### Data shown

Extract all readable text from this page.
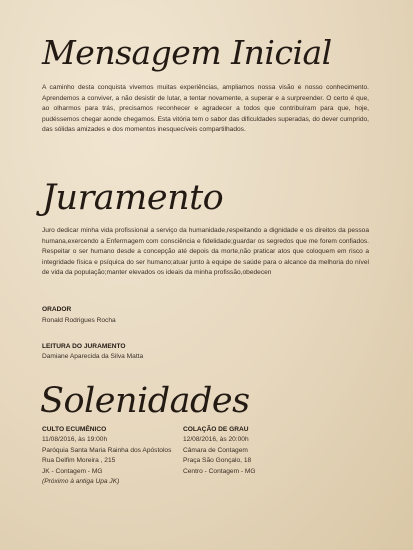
Mensagem Inicial
A caminho desta conquista vivemos muitas experiências, ampliamos nossa visão e nosso conhecimento. Aprendemos a conviver, a não desistir de lutar, a tentar novamente, a superar e a surpreender. O certo é que, ao olharmos para trás, precisamos reconhecer e agradecer a todos que contribuíram para que, hoje, pudéssemos chegar aonde chegamos. Esta vitória tem o sabor das dificuldades superadas, do dever cumprido, das sólidas amizades e dos momentos inesquecíveis compartilhados.
Juramento
Juro dedicar minha vida profissional a serviço da humanidade,respeitando a dignidade e os direitos da pessoa humana,exercendo a Enfermagem com consciência e fidelidade;guardar os segredos que me forem confiados. Respeitar o ser humano desde a concepção até depois da morte,não praticar atos que coloquem em risco a integridade física e psíquica do ser humano;atuar junto à equipe de saúde para o alcance da melhoria do nível de vida da população;manter elevados os ideais da minha profissão,obedecen
ORADOR
Ronald Rodrigues Rocha
LEITURA DO JURAMENTO
Damiane Aparecida da Silva Matta
Solenidades
CULTO ECUMÊNICO
11/08/2016, às 19:00h
Paróquia Santa Maria Rainha dos Apóstolos
Rua Delfim Moreira , 215
JK - Contagem - MG
(Próximo à antiga Upa JK)
COLAÇÃO DE GRAU
12/08/2016, às 20:00h
Câmara de Contagem
Praça São Gonçalo, 18
Centro - Contagem - MG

### Written instruction
Without the pictures, write out the whole listing above exactly as it appears.

### Full output
Extract all readable text from this page.
Mensagem Inicial
A caminho desta conquista vivemos muitas experiências, ampliamos nossa visão e nosso conhecimento. Aprendemos a conviver, a não desistir de lutar, a tentar novamente, a superar e a surpreender. O certo é que, ao olharmos para trás, precisamos reconhecer e agradecer a todos que contribuíram para que, hoje, pudéssemos chegar aonde chegamos. Esta vitória tem o sabor das dificuldades superadas, do dever cumprido, das sólidas amizades e dos momentos inesquecíveis compartilhados.
Juramento
Juro dedicar minha vida profissional a serviço da humanidade,respeitando a dignidade e os direitos da pessoa humana,exercendo a Enfermagem com consciência e fidelidade;guardar os segredos que me forem confiados. Respeitar o ser humano desde a concepção até depois da morte,não praticar atos que coloquem em risco a integridade física e psíquica do ser humano;atuar junto à equipe de saúde para o alcance da melhoria do nível de vida da população;manter elevados os ideais da minha profissão,obedecen
ORADOR
Ronald Rodrigues Rocha
LEITURA DO JURAMENTO
Damiane Aparecida da Silva Matta
Solenidades
CULTO ECUMÊNICO
11/08/2016, às 19:00h
Paróquia Santa Maria Rainha dos Apóstolos
Rua Delfim Moreira , 215
JK - Contagem - MG
(Próximo à antiga Upa JK)
COLAÇÃO DE GRAU
12/08/2016, às 20:00h
Câmara de Contagem
Praça São Gonçalo, 18
Centro - Contagem - MG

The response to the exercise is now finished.